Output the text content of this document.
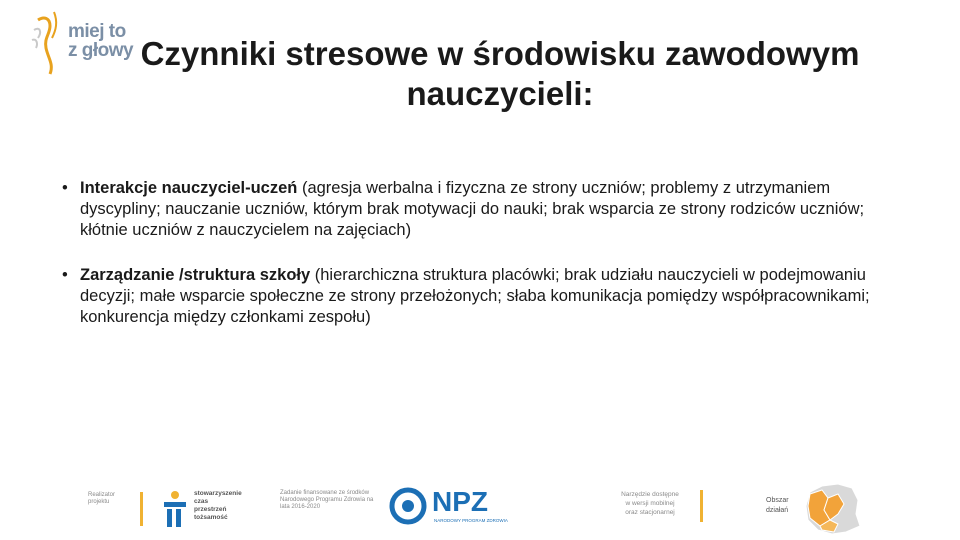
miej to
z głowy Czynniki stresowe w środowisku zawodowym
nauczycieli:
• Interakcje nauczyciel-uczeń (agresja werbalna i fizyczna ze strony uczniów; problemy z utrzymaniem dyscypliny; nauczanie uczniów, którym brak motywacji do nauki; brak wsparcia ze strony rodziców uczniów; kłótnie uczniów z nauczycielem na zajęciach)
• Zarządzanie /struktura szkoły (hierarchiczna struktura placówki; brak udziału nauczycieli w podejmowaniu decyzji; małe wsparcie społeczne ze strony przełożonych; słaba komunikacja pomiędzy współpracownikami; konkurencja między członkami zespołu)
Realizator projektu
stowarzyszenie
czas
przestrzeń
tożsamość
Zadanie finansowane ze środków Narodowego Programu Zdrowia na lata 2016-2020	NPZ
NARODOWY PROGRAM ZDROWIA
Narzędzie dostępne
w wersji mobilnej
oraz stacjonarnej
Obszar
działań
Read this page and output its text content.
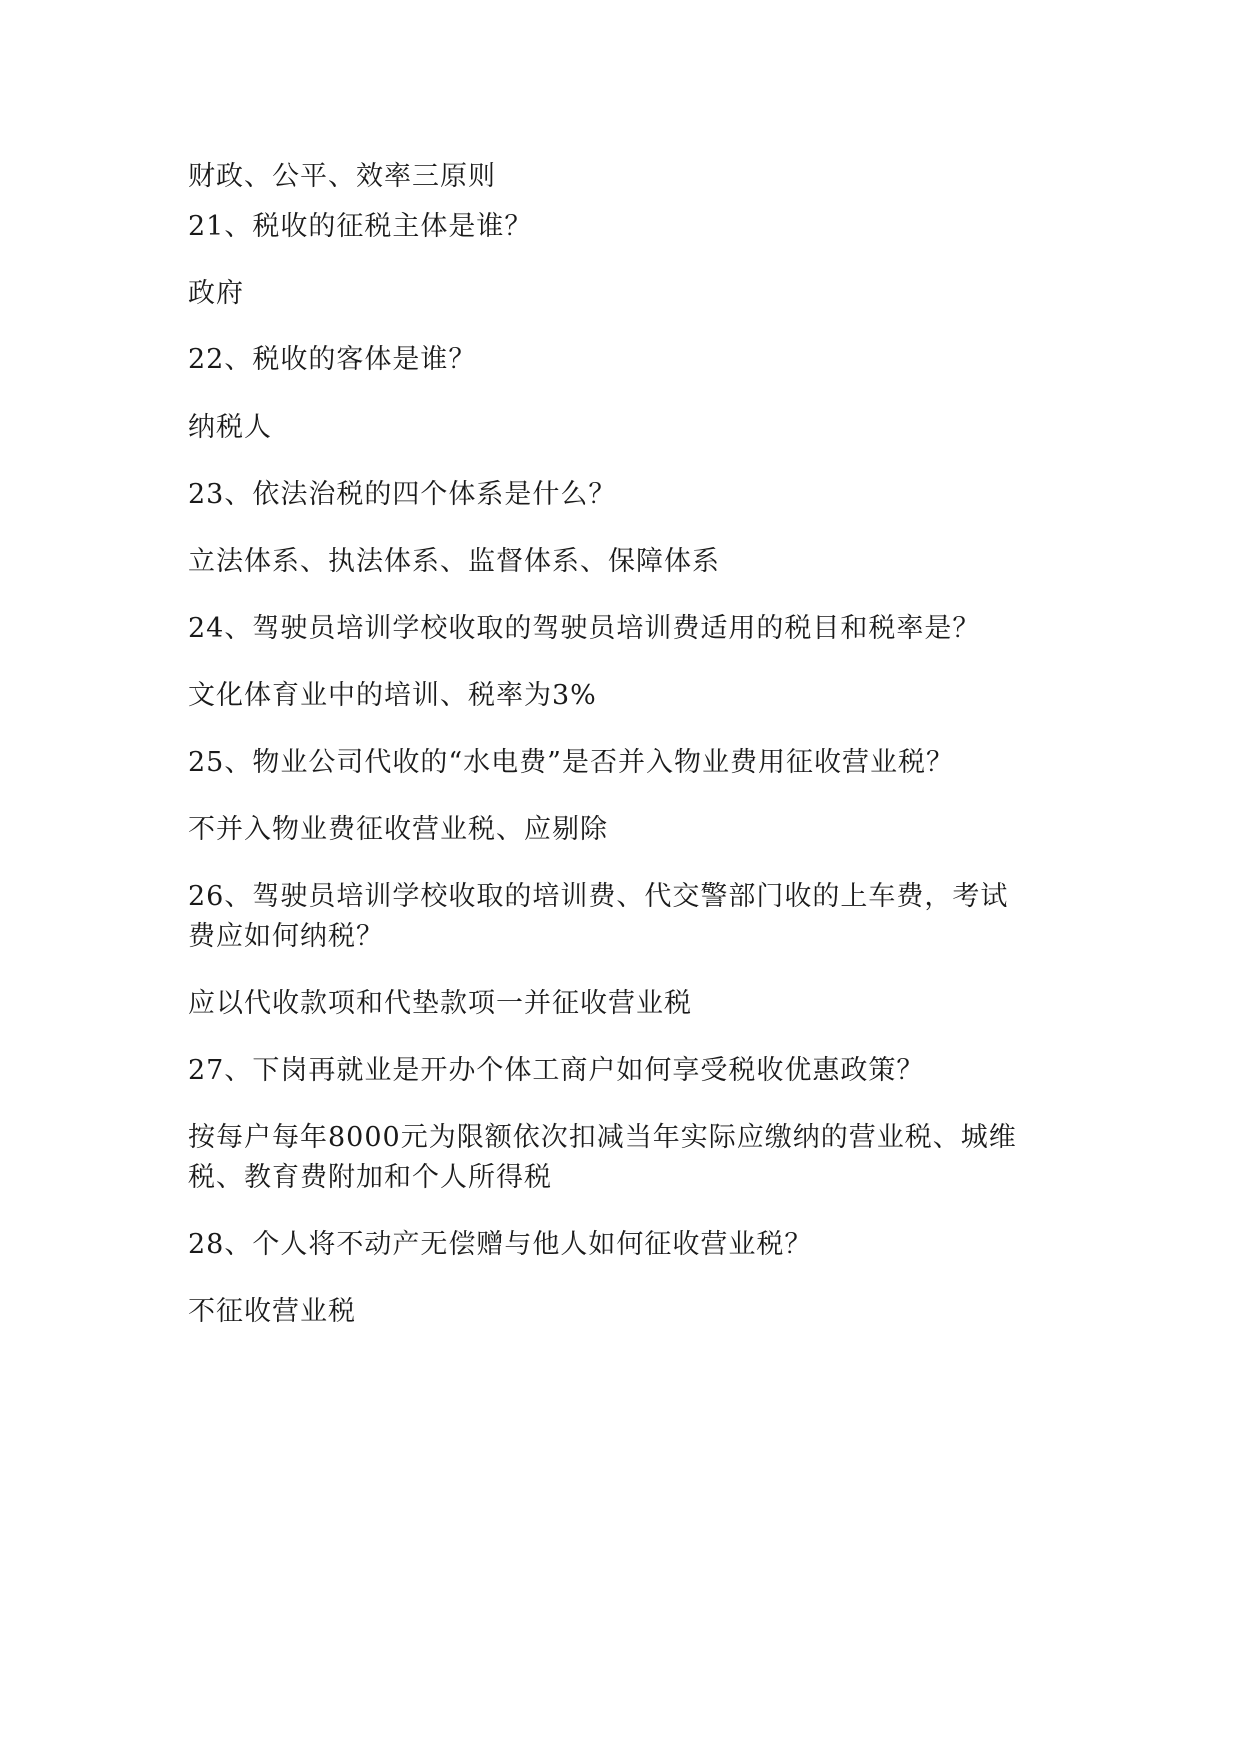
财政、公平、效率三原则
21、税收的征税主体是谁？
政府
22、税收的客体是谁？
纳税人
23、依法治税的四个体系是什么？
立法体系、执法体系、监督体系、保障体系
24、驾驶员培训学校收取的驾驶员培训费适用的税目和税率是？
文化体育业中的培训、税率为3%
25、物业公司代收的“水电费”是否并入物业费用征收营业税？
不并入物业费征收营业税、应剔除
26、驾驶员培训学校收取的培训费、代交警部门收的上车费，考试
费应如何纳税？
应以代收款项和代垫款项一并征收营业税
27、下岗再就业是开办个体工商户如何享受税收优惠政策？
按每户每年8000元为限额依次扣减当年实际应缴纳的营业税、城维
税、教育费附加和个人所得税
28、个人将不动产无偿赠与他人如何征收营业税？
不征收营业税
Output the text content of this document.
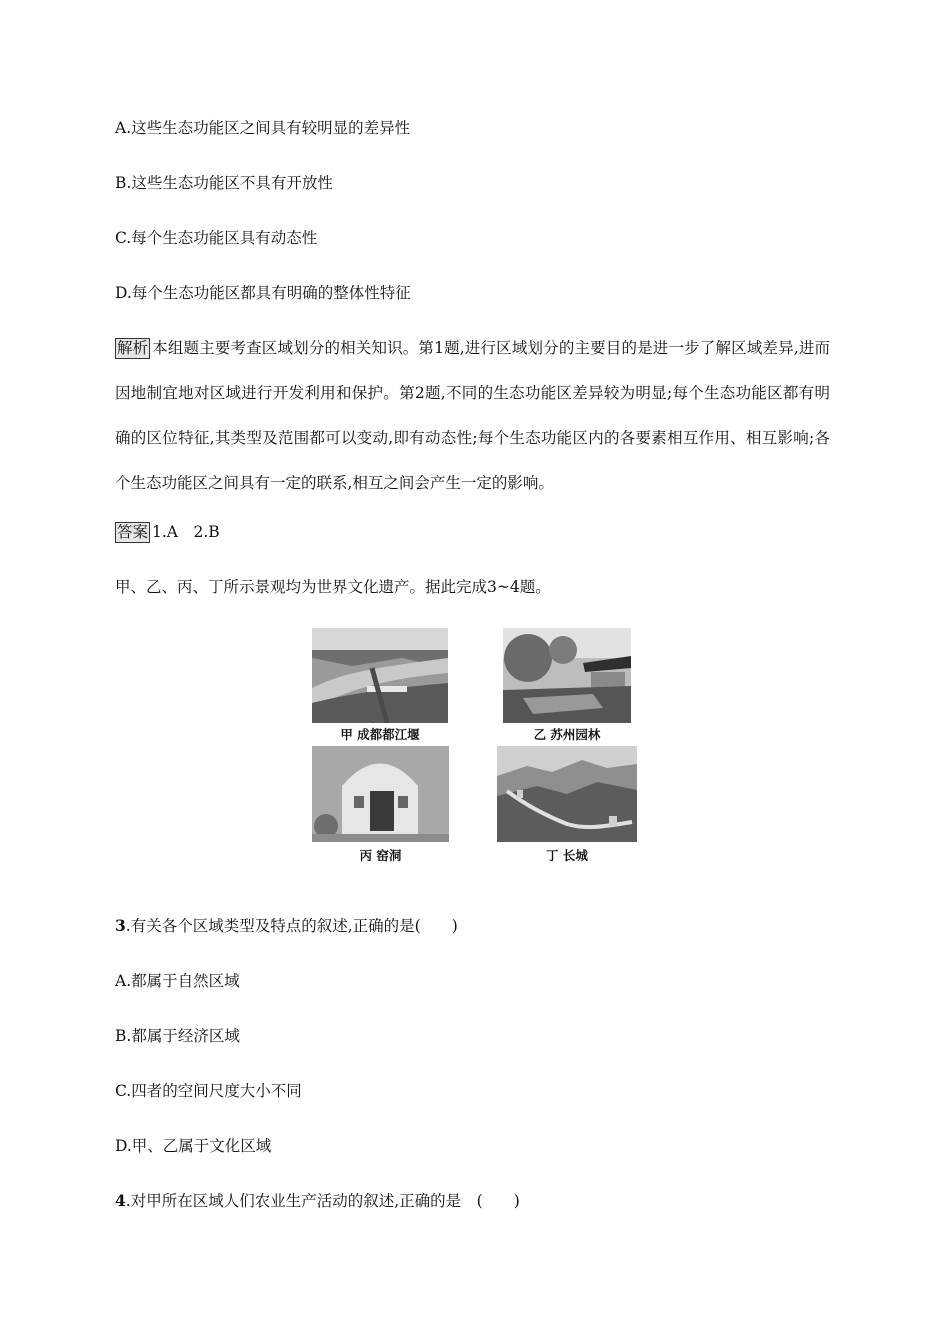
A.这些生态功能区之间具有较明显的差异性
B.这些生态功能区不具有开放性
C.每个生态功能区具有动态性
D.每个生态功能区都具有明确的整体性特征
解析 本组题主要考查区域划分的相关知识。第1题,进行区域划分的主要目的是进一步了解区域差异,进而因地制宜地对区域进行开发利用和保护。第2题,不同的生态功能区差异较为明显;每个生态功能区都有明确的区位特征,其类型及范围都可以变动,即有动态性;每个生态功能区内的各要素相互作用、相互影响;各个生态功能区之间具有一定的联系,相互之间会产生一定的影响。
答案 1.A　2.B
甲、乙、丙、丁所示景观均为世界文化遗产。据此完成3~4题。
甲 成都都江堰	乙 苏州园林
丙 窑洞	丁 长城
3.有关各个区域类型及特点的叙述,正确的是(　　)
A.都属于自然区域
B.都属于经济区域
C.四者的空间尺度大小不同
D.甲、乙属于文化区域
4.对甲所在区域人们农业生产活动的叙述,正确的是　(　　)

· · · ·

_Given problem_
Reproduce word for word only the lines between the line containing "Read this page and output its text content." and the end of the listing above, both included, and drop any pictures.

_Task answer_
Read this page and output its text content.
财政、公平、效率三原则
21、税收的征税主体是谁？
政府
22、税收的客体是谁？
纳税人
23、依法治税的四个体系是什么？
立法体系、执法体系、监督体系、保障体系
24、驾驶员培训学校收取的驾驶员培训费适用的税目和税率是？
文化体育业中的培训、税率为3%
25、物业公司代收的“水电费”是否并入物业费用征收营业税？
不并入物业费征收营业税、应剔除
26、驾驶员培训学校收取的培训费、代交警部门收的上车费，考试
费应如何纳税？
应以代收款项和代垫款项一并征收营业税
27、下岗再就业是开办个体工商户如何享受税收优惠政策？
按每户每年8000元为限额依次扣减当年实际应缴纳的营业税、城维
税、教育费附加和个人所得税
28、个人将不动产无偿赠与他人如何征收营业税？
不征收营业税
Output the text content of this document.
A.这些生态功能区之间具有较明显的差异性
B.这些生态功能区不具有开放性
C.每个生态功能区具有动态性
D.每个生态功能区都具有明确的整体性特征
解析 本组题主要考查区域划分的相关知识。第1题,进行区域划分的主要目的是进一步了解区域差异,进而因地制宜地对区域进行开发利用和保护。第2题,不同的生态功能区差异较为明显;每个生态功能区都有明确的区位特征,其类型及范围都可以变动,即有动态性;每个生态功能区内的各要素相互作用、相互影响;各个生态功能区之间具有一定的联系,相互之间会产生一定的影响。
答案 1.A　2.B
甲、乙、丙、丁所示景观均为世界文化遗产。据此完成3~4题。
甲 成都都江堰	乙 苏州园林
丙 窑洞	丁 长城
3.有关各个区域类型及特点的叙述,正确的是(　　)
A.都属于自然区域
B.都属于经济区域
C.四者的空间尺度大小不同
D.甲、乙属于文化区域
4.对甲所在区域人们农业生产活动的叙述,正确的是　(　　)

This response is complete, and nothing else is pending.